> [Set task]: Repeat all of the material below exactly as written, images excluded.

[Saved entries]
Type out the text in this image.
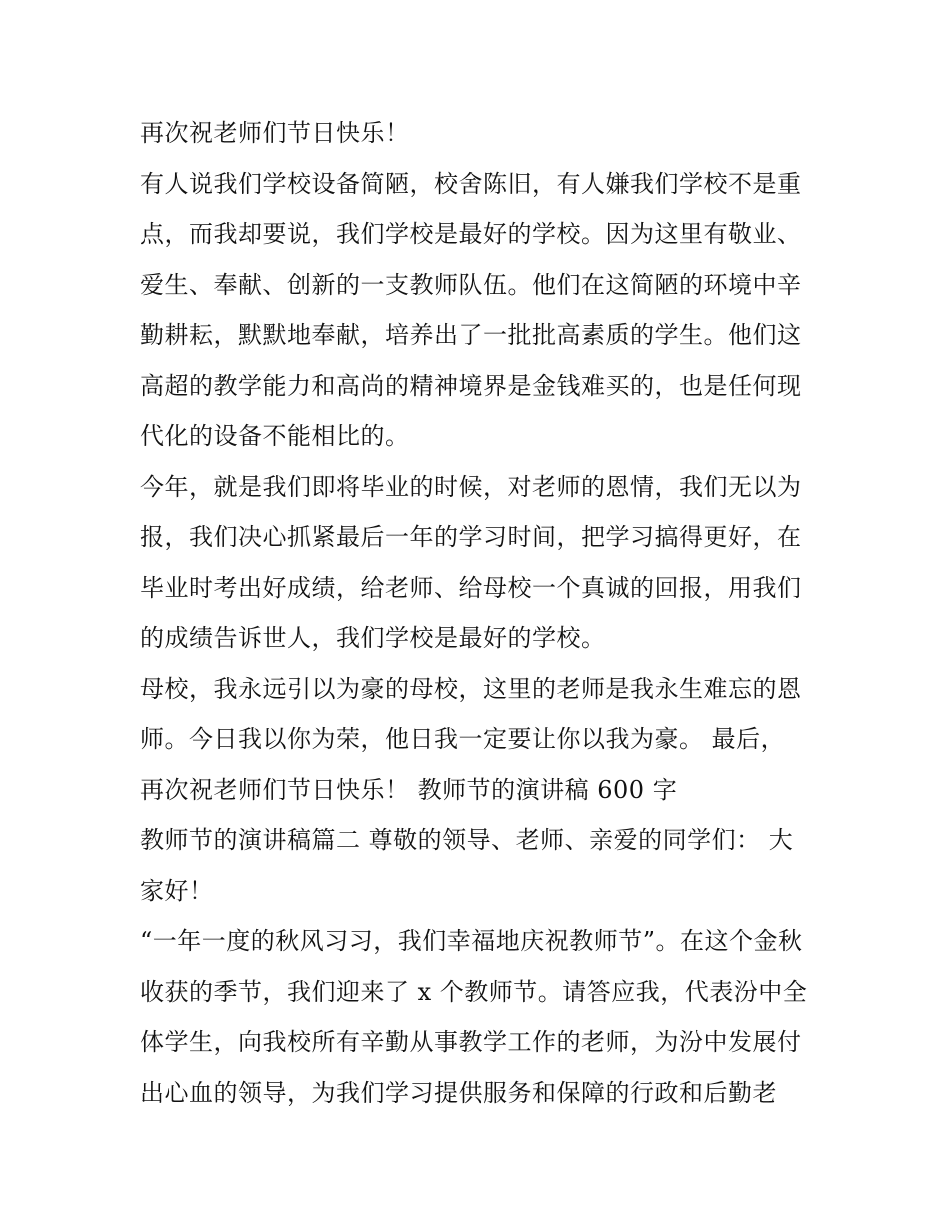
再次祝老师们节日快乐！
有人说我们学校设备简陋，校舍陈旧，有人嫌我们学校不是重
点，而我却要说，我们学校是最好的学校。因为这里有敬业、
爱生、奉献、创新的一支教师队伍。他们在这简陋的环境中辛
勤耕耘，默默地奉献，培养出了一批批高素质的学生。他们这
高超的教学能力和高尚的精神境界是金钱难买的，也是任何现
代化的设备不能相比的。
今年，就是我们即将毕业的时候，对老师的恩情，我们无以为
报，我们决心抓紧最后一年的学习时间，把学习搞得更好，在
毕业时考出好成绩，给老师、给母校一个真诚的回报，用我们
的成绩告诉世人，我们学校是最好的学校。
母校，我永远引以为豪的母校，这里的老师是我永生难忘的恩
师。今日我以你为荣，他日我一定要让你以我为豪。 最后，
再次祝老师们节日快乐！ 教师节的演讲稿 600 字
教师节的演讲稿篇二 尊敬的领导、老师、亲爱的同学们： 大
家好！
“一年一度的秋风习习，我们幸福地庆祝教师节”。在这个金秋
收获的季节，我们迎来了 x 个教师节。请答应我，代表汾中全
体学生，向我校所有辛勤从事教学工作的老师，为汾中发展付
出心血的领导，为我们学习提供服务和保障的行政和后勤老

> [Exercise answer]:
Type out the text in this image.
再次祝老师们节日快乐！
有人说我们学校设备简陋，校舍陈旧，有人嫌我们学校不是重
点，而我却要说，我们学校是最好的学校。因为这里有敬业、
爱生、奉献、创新的一支教师队伍。他们在这简陋的环境中辛
勤耕耘，默默地奉献，培养出了一批批高素质的学生。他们这
高超的教学能力和高尚的精神境界是金钱难买的，也是任何现
代化的设备不能相比的。
今年，就是我们即将毕业的时候，对老师的恩情，我们无以为
报，我们决心抓紧最后一年的学习时间，把学习搞得更好，在
毕业时考出好成绩，给老师、给母校一个真诚的回报，用我们
的成绩告诉世人，我们学校是最好的学校。
母校，我永远引以为豪的母校，这里的老师是我永生难忘的恩
师。今日我以你为荣，他日我一定要让你以我为豪。 最后，
再次祝老师们节日快乐！ 教师节的演讲稿 600 字
教师节的演讲稿篇二 尊敬的领导、老师、亲爱的同学们： 大
家好！
“一年一度的秋风习习，我们幸福地庆祝教师节”。在这个金秋
收获的季节，我们迎来了 x 个教师节。请答应我，代表汾中全
体学生，向我校所有辛勤从事教学工作的老师，为汾中发展付
出心血的领导，为我们学习提供服务和保障的行政和后勤老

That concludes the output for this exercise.